What needs to be done: Return the whole listing, line for line, without the pictures in it.

━━━━━ Exercise material

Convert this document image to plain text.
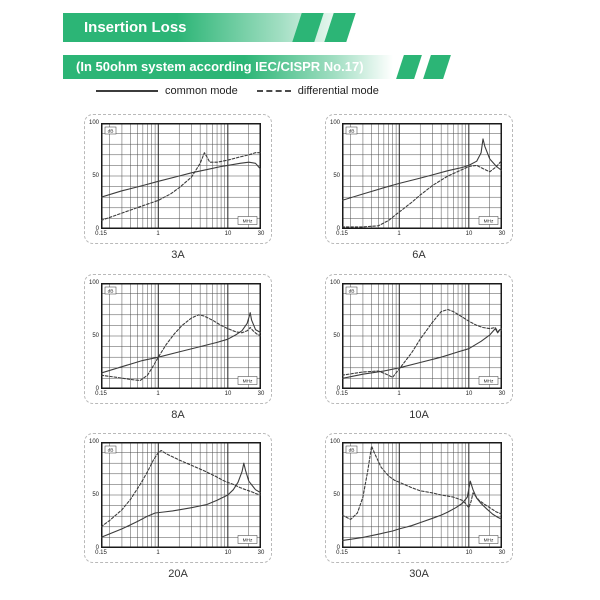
Insertion Loss
(In 50ohm system according IEC/CISPR No.17)
common mode	differential mode
100
50
0
dB
MHz
0.15	1	10	30
3A
100
50
0
dB
MHz
0.15	1	10	30
6A
100
50
0
dB
MHz
0.15	1	10	30
8A
100
50
0
dB
MHz
0.15	1	10	30
10A
100
50
0
dB
MHz
0.15	1	10	30
20A
100
50
0
dB
MHz
0.15	1	10	30
30A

━━━━━━━━━━

Reply to the exercise:
Convert this document image to plain text.
Insertion Loss
(In 50ohm system according IEC/CISPR No.17)
common mode	differential mode
100
50
0
dB
MHz
0.15	1	10	30
3A
100
50
0
dB
MHz
0.15	1	10	30
6A
100
50
0
dB
MHz
0.15	1	10	30
8A
100
50
0
dB
MHz
0.15	1	10	30
10A
100
50
0
dB
MHz
0.15	1	10	30
20A
100
50
0
dB
MHz
0.15	1	10	30
30A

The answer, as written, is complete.